Goal 1
Repeat the following lines from the records exactly, starting at the line that contains "534, 347, 540]" and ending at the line that contains "98, 658, 312]", with both of those lines included.

Provided text
● ● ● ● ●

Wall light timer

How to Choose and Install a Programmable Wall Switch Timer

I have a porch light controlled by a wall switch in my entryway. Rather than having to manually turn this light on at night and off in the morning (or worse, forgetting and wasting energy having it on all day), I wanted to install a timer where the existing light switch was to automatically do it for me.

Now, there are several different types of programmable timers.  Some are mechanical.  Some are digital.  Some require only two wires, while some require more.  Some require a battery; others don’t.  I’ll walk you through all of these options so you get the right one.  Before you buy the timer, you will need to do a little investigation to determine which type of wiring you have, which will determine what type of timer you can use.

Note, if you are not comfortable using a voltmeter to measure the voltage of household wiring, then you should probably leave this project to a professional electrician.

Is the existing switch a three-way switch?

The first thing to determine is whether the existing switch that you want to replace is a three-way switch or not. A three-way switch is when two switches control the same light. This is often the case in a long hallway or staircase, where you can control the hallway light from either end.

The options I discuss in this article only cover the case where one switch controls the light, or a “single pole” switch. Three-way switch wiring is more complicated and will require a timer that is specifically for three-way switches. Luckily, most things that you would want to put a timer on, like a porch light, only have one switch controlling them. But, double check to be sure, and note which type you have so you buy the right kind of timer.

Do you have a neutral wire in the switch box?

This is actually the trickiest part of the project, but doing this before you go out and buy a timer can save you the hassle of going back and returning it. Before buying anything, you need to find out if your switch box has the neutral wire available. New homes are required to have a neutral wire, but if your home is old, it might not have it.

To find out, first shut off power to the switch you’re working on by turning off the respective switch on your circuit breaker. Some experimentation might be necessary to find the right circuit breaker switch controls the light. Turn on the light and go through your switches to find the one that controls that light.

● ● ● ● ●

Data for this task
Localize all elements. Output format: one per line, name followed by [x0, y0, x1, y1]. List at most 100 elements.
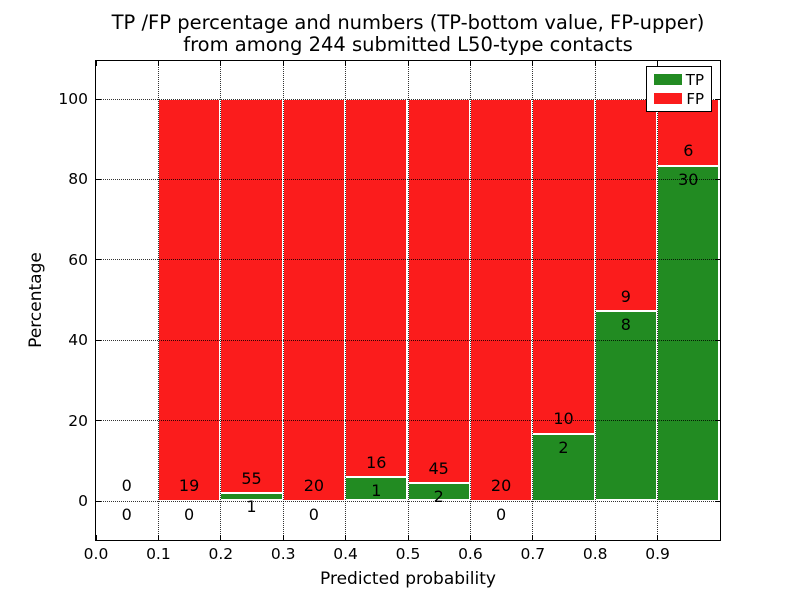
x-tick-mark-bottom	[345, 534, 347, 540]
x-tick-mark-top	[95, 60, 97, 66]
x-gridline	[594, 60, 596, 540]
chart-title-line1: TP /FP percentage and numbers (TP-bottom…	[111, 11, 705, 34]
x-axis-label: Predicted probability	[320, 569, 496, 589]
x-tick-label: 0.3	[270, 545, 296, 563]
x-tick-label: 0.2	[208, 545, 234, 563]
tp-count-label: 1	[246, 497, 257, 517]
x-gridline	[532, 60, 534, 540]
tp-count-label: 0	[496, 504, 507, 524]
tp-count-label: 8	[620, 315, 631, 335]
x-tick-mark-bottom	[469, 534, 471, 540]
x-gridline	[407, 60, 409, 540]
y-tick-mark-right	[714, 339, 720, 341]
x-tick-mark-top	[407, 60, 409, 66]
x-tick-mark-top	[594, 60, 596, 66]
x-tick-mark-top	[345, 60, 347, 66]
x-tick-label: 0.8	[582, 545, 608, 563]
bar-fp-segment	[594, 98, 658, 312]
fp-count-label: 0	[121, 476, 132, 496]
y-tick-label: 20	[68, 411, 88, 430]
bar-fp-segment	[532, 98, 595, 434]
x-gridline	[469, 60, 471, 540]
x-tick-mark-top	[657, 60, 659, 66]
tp-count-label: 0	[184, 504, 195, 524]
tp-count-label: 2	[433, 487, 444, 507]
x-tick-label: 0.7	[520, 545, 546, 563]
x-tick-mark-bottom	[157, 534, 159, 540]
x-tick-label: 0.0	[83, 545, 109, 563]
x-tick-mark-bottom	[594, 534, 596, 540]
x-tick-mark-bottom	[95, 534, 97, 540]
x-gridline	[157, 60, 159, 540]
y-tick-label: 80	[68, 170, 88, 189]
fp-count-label: 16	[366, 452, 387, 472]
fp-count-label: 6	[683, 141, 694, 161]
y-tick-mark-right	[714, 98, 720, 100]
x-tick-mark-bottom	[657, 534, 659, 540]
y-tick-mark-left	[95, 178, 101, 180]
x-tick-label: 0.6	[458, 545, 483, 563]
bar-fp-segment	[282, 98, 346, 501]
x-tick-label: 0.9	[645, 545, 670, 563]
y-tick-mark-left	[95, 339, 101, 341]
x-tick-mark-bottom	[220, 534, 222, 540]
x-tick-mark-bottom	[532, 534, 534, 540]
legend-swatch-fp	[654, 93, 682, 104]
legend-row: TP	[654, 72, 704, 88]
fp-count-label: 45	[428, 459, 449, 479]
legend-swatch-tp	[654, 74, 682, 85]
x-tick-label: 0.4	[333, 545, 358, 563]
y-tick-mark-right	[714, 178, 720, 180]
x-tick-mark-top	[157, 60, 159, 66]
legend-label-fp: FP	[686, 89, 704, 108]
x-gridline	[657, 60, 659, 540]
fp-count-label: 19	[178, 476, 200, 496]
y-tick-mark-left	[95, 98, 101, 100]
tp-count-label: 0	[308, 504, 319, 524]
x-tick-mark-top	[469, 60, 471, 66]
plot-area: 0 0 19 0 55 1 20 0 16 1 45 2 20 0 10 2 9 8 6 30 TP FP	[94, 59, 721, 541]
x-tick-label: 0.5	[395, 545, 421, 563]
fp-count-label: 20	[303, 476, 325, 496]
bar-tp-segment	[657, 165, 720, 501]
x-gridline	[282, 60, 284, 540]
fp-count-label: 20	[490, 476, 512, 496]
y-tick-mark-left	[95, 259, 101, 261]
x-tick-mark-top	[220, 60, 222, 66]
y-tick-mark-left	[95, 420, 101, 422]
y-tick-mark-right	[714, 420, 720, 422]
x-tick-mark-bottom	[282, 534, 284, 540]
legend-row: FP	[654, 91, 704, 107]
bar-fp-segment	[345, 98, 408, 477]
bar-fp-segment	[157, 98, 221, 501]
fp-count-label: 9	[620, 287, 631, 307]
y-tick-label: 60	[68, 250, 88, 269]
fp-count-label: 10	[553, 409, 574, 429]
x-tick-mark-top	[532, 60, 534, 66]
chart-title: TP /FP percentage and numbers (TP-bottom…	[8, 12, 800, 56]
tp-count-label: 0	[121, 504, 132, 524]
chart-title-line2: from among 244 submitted L50-type contac…	[183, 33, 633, 56]
tp-count-label: 30	[678, 169, 699, 189]
y-tick-label: 0	[78, 492, 88, 510]
bar-fp-segment	[407, 98, 470, 484]
tp-count-label: 2	[558, 437, 569, 457]
legend-label-tp: TP	[685, 70, 704, 89]
x-gridline	[345, 60, 347, 540]
bar-fp-segment	[469, 98, 533, 501]
y-tick-mark-right	[714, 500, 720, 502]
bar-tp-segment	[594, 311, 658, 501]
x-tick-mark-top	[282, 60, 284, 66]
tp-count-label: 1	[371, 480, 382, 500]
bar-tp-segment	[532, 433, 595, 501]
bar-fp-segment	[220, 98, 283, 494]
x-tick-label: 0.1	[146, 545, 171, 563]
y-tick-label: 40	[68, 331, 88, 350]
fp-count-label: 55	[241, 469, 262, 489]
legend: TP FP	[646, 66, 712, 112]
y-tick-label: 100	[58, 90, 88, 108]
x-tick-mark-bottom	[407, 534, 409, 540]
y-tick-mark-left	[95, 500, 101, 502]
y-tick-mark-right	[714, 259, 720, 261]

● ● ● ● ●

Goal 2
Duplicate the passage of the article on wall switch timers exactly, starting at "Wall light timer" and ending at "you can use.".

Written reply 1
x-tick-mark-bottom	[345, 534, 347, 540]
x-tick-mark-top	[95, 60, 97, 66]
x-gridline	[594, 60, 596, 540]
chart-title-line1: TP /FP percentage and numbers (TP-bottom…	[111, 11, 705, 34]
x-axis-label: Predicted probability	[320, 569, 496, 589]
x-tick-label: 0.3	[270, 545, 296, 563]
x-tick-label: 0.2	[208, 545, 234, 563]
tp-count-label: 1	[246, 497, 257, 517]
x-gridline	[532, 60, 534, 540]
tp-count-label: 0	[496, 504, 507, 524]
tp-count-label: 8	[620, 315, 631, 335]
x-tick-mark-bottom	[469, 534, 471, 540]
x-gridline	[407, 60, 409, 540]
y-tick-mark-right	[714, 339, 720, 341]
x-tick-mark-top	[407, 60, 409, 66]
x-tick-mark-top	[594, 60, 596, 66]
x-tick-mark-top	[345, 60, 347, 66]
x-tick-label: 0.8	[582, 545, 608, 563]
bar-fp-segment	[594, 98, 658, 312]

Written reply 2
Wall light timer

How to Choose and Install a Programmable Wall Switch Timer

I have a porch light controlled by a wall switch in my entryway. Rather than having to manually turn this light on at night and off in the morning (or worse, forgetting and wasting energy having it on all day), I wanted to install a timer where the existing light switch was to automatically do it for me.

Now, there are several different types of programmable timers.  Some are mechanical.  Some are digital.  Some require only two wires, while some require more.  Some require a battery; others don’t.  I’ll walk you through all of these options so you get the right one.  Before you buy the timer, you will need to do a little investigation to determine which type of wiring you have, which will determine what type of timer you can use.